• What the task requires:
Transcribe all of the material exactly.

════

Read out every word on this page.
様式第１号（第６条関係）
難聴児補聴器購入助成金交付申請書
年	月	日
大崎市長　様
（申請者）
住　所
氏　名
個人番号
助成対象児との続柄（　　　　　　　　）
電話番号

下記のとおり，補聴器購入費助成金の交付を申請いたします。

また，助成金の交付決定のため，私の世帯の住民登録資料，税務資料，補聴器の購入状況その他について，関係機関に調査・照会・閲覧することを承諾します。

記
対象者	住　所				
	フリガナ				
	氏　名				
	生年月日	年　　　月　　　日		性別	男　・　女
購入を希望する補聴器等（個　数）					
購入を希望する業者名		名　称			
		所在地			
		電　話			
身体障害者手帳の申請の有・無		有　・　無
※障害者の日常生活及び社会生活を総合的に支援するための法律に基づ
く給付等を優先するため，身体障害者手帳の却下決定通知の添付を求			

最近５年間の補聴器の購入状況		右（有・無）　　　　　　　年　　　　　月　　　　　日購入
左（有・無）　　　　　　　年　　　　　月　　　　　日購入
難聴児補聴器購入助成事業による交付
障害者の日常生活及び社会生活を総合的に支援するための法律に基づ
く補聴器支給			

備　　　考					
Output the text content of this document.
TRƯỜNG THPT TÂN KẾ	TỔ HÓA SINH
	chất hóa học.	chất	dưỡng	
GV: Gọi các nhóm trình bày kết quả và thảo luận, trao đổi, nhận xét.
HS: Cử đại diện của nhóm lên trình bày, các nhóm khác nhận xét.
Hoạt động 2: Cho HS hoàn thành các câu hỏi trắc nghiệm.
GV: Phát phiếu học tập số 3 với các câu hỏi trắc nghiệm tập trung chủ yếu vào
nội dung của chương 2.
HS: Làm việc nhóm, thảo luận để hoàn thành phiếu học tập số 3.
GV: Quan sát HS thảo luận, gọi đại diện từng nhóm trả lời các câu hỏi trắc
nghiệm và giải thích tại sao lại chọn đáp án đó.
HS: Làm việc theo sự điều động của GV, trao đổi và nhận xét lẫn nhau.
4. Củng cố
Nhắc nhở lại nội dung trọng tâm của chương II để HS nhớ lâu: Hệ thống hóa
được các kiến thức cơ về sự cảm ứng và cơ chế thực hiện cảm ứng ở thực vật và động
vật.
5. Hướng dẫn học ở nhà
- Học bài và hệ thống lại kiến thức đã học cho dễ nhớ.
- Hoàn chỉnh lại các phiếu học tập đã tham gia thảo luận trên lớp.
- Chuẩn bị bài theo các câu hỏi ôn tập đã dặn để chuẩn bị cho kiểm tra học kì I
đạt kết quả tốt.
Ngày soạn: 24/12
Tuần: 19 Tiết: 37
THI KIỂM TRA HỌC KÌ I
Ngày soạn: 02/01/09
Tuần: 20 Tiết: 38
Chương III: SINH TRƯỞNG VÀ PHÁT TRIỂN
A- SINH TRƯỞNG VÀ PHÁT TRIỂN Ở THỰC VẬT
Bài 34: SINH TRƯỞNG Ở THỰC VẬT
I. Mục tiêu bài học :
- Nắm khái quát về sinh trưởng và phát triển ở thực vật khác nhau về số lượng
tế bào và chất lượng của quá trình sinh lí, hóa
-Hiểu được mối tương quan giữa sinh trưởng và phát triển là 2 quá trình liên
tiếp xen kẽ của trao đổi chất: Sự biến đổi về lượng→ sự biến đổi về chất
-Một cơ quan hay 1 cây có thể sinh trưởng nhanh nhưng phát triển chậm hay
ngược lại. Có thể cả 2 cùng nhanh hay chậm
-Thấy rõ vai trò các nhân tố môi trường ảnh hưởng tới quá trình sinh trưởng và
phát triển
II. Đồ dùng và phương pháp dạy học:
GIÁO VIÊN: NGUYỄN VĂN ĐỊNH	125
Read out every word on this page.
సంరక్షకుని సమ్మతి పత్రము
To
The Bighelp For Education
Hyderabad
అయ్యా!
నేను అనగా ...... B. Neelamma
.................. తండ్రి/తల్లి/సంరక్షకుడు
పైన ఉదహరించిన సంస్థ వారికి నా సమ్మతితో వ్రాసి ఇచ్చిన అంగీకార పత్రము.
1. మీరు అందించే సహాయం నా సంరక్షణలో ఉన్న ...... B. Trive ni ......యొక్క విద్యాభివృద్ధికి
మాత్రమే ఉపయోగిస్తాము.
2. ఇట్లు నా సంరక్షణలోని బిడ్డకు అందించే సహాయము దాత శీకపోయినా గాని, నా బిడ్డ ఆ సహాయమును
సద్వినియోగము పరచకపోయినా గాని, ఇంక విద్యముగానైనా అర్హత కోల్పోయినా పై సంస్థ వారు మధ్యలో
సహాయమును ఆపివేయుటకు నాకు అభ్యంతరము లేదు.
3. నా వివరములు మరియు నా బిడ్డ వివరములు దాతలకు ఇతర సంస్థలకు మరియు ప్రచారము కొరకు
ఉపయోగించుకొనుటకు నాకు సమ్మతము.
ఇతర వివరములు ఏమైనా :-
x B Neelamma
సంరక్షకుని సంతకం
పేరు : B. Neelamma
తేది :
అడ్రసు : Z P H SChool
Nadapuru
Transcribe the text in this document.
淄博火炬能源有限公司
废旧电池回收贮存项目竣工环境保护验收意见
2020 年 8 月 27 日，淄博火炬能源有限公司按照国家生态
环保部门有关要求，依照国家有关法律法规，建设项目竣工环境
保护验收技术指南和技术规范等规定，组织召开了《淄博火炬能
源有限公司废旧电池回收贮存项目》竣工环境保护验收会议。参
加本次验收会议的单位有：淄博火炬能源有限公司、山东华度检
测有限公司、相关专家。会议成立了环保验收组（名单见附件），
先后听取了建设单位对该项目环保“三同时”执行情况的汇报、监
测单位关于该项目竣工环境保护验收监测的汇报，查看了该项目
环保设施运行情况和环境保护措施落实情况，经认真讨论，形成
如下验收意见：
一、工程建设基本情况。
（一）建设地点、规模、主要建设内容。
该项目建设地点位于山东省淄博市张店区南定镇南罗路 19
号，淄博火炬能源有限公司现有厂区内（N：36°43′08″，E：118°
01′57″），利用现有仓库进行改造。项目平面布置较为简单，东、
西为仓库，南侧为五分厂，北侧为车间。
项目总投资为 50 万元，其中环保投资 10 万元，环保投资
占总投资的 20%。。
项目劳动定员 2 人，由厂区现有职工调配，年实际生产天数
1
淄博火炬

════

• Exercise output:
Read out every word on this page.
様式第１号（第６条関係）
難聴児補聴器購入助成金交付申請書
年	月	日
大崎市長　様
（申請者）
住　所
氏　名
個人番号
助成対象児との続柄（　　　　　　　　）
電話番号

下記のとおり，補聴器購入費助成金の交付を申請いたします。

また，助成金の交付決定のため，私の世帯の住民登録資料，税務資料，補聴器の購入状況その他について，関係機関に調査・照会・閲覧することを承諾します。

記
対象者	住　所				
	フリガナ				
	氏　名				
	生年月日	年　　　月　　　日		性別	男　・　女
購入を希望する補聴器等（個　数）					
購入を希望する業者名		名　称			
		所在地			
		電　話			
身体障害者手帳の申請の有・無		有　・　無
※障害者の日常生活及び社会生活を総合的に支援するための法律に基づ
く給付等を優先するため，身体障害者手帳の却下決定通知の添付を求			

最近５年間の補聴器の購入状況		右（有・無）　　　　　　　年　　　　　月　　　　　日購入
左（有・無）　　　　　　　年　　　　　月　　　　　日購入
難聴児補聴器購入助成事業による交付
障害者の日常生活及び社会生活を総合的に支援するための法律に基づ
く補聴器支給			

備　　　考					
Output the text content of this document.
TRƯỜNG THPT TÂN KẾ	TỔ HÓA SINH
	chất hóa học.	chất	dưỡng	
GV: Gọi các nhóm trình bày kết quả và thảo luận, trao đổi, nhận xét.
HS: Cử đại diện của nhóm lên trình bày, các nhóm khác nhận xét.
Hoạt động 2: Cho HS hoàn thành các câu hỏi trắc nghiệm.
GV: Phát phiếu học tập số 3 với các câu hỏi trắc nghiệm tập trung chủ yếu vào
nội dung của chương 2.
HS: Làm việc nhóm, thảo luận để hoàn thành phiếu học tập số 3.
GV: Quan sát HS thảo luận, gọi đại diện từng nhóm trả lời các câu hỏi trắc
nghiệm và giải thích tại sao lại chọn đáp án đó.
HS: Làm việc theo sự điều động của GV, trao đổi và nhận xét lẫn nhau.
4. Củng cố
Nhắc nhở lại nội dung trọng tâm của chương II để HS nhớ lâu: Hệ thống hóa
được các kiến thức cơ về sự cảm ứng và cơ chế thực hiện cảm ứng ở thực vật và động
vật.
5. Hướng dẫn học ở nhà
- Học bài và hệ thống lại kiến thức đã học cho dễ nhớ.
- Hoàn chỉnh lại các phiếu học tập đã tham gia thảo luận trên lớp.
- Chuẩn bị bài theo các câu hỏi ôn tập đã dặn để chuẩn bị cho kiểm tra học kì I
đạt kết quả tốt.
Ngày soạn: 24/12
Tuần: 19 Tiết: 37
THI KIỂM TRA HỌC KÌ I
Ngày soạn: 02/01/09
Tuần: 20 Tiết: 38
Chương III: SINH TRƯỞNG VÀ PHÁT TRIỂN
A- SINH TRƯỞNG VÀ PHÁT TRIỂN Ở THỰC VẬT
Bài 34: SINH TRƯỞNG Ở THỰC VẬT
I. Mục tiêu bài học :
- Nắm khái quát về sinh trưởng và phát triển ở thực vật khác nhau về số lượng
tế bào và chất lượng của quá trình sinh lí, hóa
-Hiểu được mối tương quan giữa sinh trưởng và phát triển là 2 quá trình liên
tiếp xen kẽ của trao đổi chất: Sự biến đổi về lượng→ sự biến đổi về chất
-Một cơ quan hay 1 cây có thể sinh trưởng nhanh nhưng phát triển chậm hay
ngược lại. Có thể cả 2 cùng nhanh hay chậm
-Thấy rõ vai trò các nhân tố môi trường ảnh hưởng tới quá trình sinh trưởng và
phát triển
II. Đồ dùng và phương pháp dạy học:
GIÁO VIÊN: NGUYỄN VĂN ĐỊNH	125
Read out every word on this page.
సంరక్షకుని సమ్మతి పత్రము
To
The Bighelp For Education
Hyderabad
అయ్యా!
నేను అనగా ...... B. Neelamma
.................. తండ్రి/తల్లి/సంరక్షకుడు
పైన ఉదహరించిన సంస్థ వారికి నా సమ్మతితో వ్రాసి ఇచ్చిన అంగీకార పత్రము.
1. మీరు అందించే సహాయం నా సంరక్షణలో ఉన్న ...... B. Trive ni ......యొక్క విద్యాభివృద్ధికి
మాత్రమే ఉపయోగిస్తాము.
2. ఇట్లు నా సంరక్షణలోని బిడ్డకు అందించే సహాయము దాత శీకపోయినా గాని, నా బిడ్డ ఆ సహాయమును
సద్వినియోగము పరచకపోయినా గాని, ఇంక విద్యముగానైనా అర్హత కోల్పోయినా పై సంస్థ వారు మధ్యలో
సహాయమును ఆపివేయుటకు నాకు అభ్యంతరము లేదు.
3. నా వివరములు మరియు నా బిడ్డ వివరములు దాతలకు ఇతర సంస్థలకు మరియు ప్రచారము కొరకు
ఉపయోగించుకొనుటకు నాకు సమ్మతము.
ఇతర వివరములు ఏమైనా :-
x B Neelamma
సంరక్షకుని సంతకం
పేరు : B. Neelamma
తేది :
అడ్రసు : Z P H SChool
Nadapuru
Transcribe the text in this document.
淄博火炬能源有限公司
废旧电池回收贮存项目竣工环境保护验收意见
2020 年 8 月 27 日，淄博火炬能源有限公司按照国家生态
环保部门有关要求，依照国家有关法律法规，建设项目竣工环境
保护验收技术指南和技术规范等规定，组织召开了《淄博火炬能
源有限公司废旧电池回收贮存项目》竣工环境保护验收会议。参
加本次验收会议的单位有：淄博火炬能源有限公司、山东华度检
测有限公司、相关专家。会议成立了环保验收组（名单见附件），
先后听取了建设单位对该项目环保“三同时”执行情况的汇报、监
测单位关于该项目竣工环境保护验收监测的汇报，查看了该项目
环保设施运行情况和环境保护措施落实情况，经认真讨论，形成
如下验收意见：
一、工程建设基本情况。
（一）建设地点、规模、主要建设内容。
该项目建设地点位于山东省淄博市张店区南定镇南罗路 19
号，淄博火炬能源有限公司现有厂区内（N：36°43′08″，E：118°
01′57″），利用现有仓库进行改造。项目平面布置较为简单，东、
西为仓库，南侧为五分厂，北侧为车间。
项目总投资为 50 万元，其中环保投资 10 万元，环保投资
占总投资的 20%。。
项目劳动定员 2 人，由厂区现有职工调配，年实际生产天数
1
淄博火炬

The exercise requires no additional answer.